Extracted data entries
[Begin]

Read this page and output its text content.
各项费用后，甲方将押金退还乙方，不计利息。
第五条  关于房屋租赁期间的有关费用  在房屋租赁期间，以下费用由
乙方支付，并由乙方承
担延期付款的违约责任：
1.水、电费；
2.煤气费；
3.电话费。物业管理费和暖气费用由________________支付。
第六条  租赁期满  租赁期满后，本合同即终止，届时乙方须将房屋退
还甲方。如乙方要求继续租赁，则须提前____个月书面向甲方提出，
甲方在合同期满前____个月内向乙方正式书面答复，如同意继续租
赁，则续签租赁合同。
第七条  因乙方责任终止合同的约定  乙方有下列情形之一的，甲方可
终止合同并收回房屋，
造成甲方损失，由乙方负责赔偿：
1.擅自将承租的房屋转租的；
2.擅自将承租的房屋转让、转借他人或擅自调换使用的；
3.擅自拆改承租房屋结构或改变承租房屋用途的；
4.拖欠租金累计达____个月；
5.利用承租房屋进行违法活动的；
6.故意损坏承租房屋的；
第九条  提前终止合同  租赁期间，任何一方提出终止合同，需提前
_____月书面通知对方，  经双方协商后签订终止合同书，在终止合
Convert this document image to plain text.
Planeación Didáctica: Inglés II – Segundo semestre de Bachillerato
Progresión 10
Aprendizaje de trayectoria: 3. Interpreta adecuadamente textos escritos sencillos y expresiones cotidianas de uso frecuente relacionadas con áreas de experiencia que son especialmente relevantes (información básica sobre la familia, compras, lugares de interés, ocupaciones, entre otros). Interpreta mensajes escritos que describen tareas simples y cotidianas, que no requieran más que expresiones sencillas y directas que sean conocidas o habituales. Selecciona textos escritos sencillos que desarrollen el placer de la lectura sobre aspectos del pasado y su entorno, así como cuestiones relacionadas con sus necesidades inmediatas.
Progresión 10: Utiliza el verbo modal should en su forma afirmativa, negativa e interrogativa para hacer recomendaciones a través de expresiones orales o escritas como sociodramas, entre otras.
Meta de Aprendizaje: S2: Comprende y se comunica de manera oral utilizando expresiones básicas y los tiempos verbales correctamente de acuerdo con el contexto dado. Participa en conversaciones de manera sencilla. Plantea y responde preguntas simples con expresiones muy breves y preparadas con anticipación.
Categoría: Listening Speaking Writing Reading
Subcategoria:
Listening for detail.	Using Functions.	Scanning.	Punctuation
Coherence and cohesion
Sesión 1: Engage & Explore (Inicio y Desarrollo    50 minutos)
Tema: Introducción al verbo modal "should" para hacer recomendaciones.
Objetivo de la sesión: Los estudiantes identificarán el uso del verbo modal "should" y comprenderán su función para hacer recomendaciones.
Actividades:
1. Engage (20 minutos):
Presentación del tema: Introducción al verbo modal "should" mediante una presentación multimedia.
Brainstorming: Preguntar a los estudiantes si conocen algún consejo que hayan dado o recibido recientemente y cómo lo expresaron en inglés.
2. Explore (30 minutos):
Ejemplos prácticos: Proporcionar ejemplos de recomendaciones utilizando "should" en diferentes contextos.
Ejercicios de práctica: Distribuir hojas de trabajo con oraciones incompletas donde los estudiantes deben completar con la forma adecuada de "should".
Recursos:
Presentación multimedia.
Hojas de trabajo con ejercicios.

[End]

* PROBLEM TO WORK ON: Whenever "this" turns up in a line, pick that line out.

* EXERCISE OUTPUT:
Read this page and output its text content.
Convert this document image to plain text.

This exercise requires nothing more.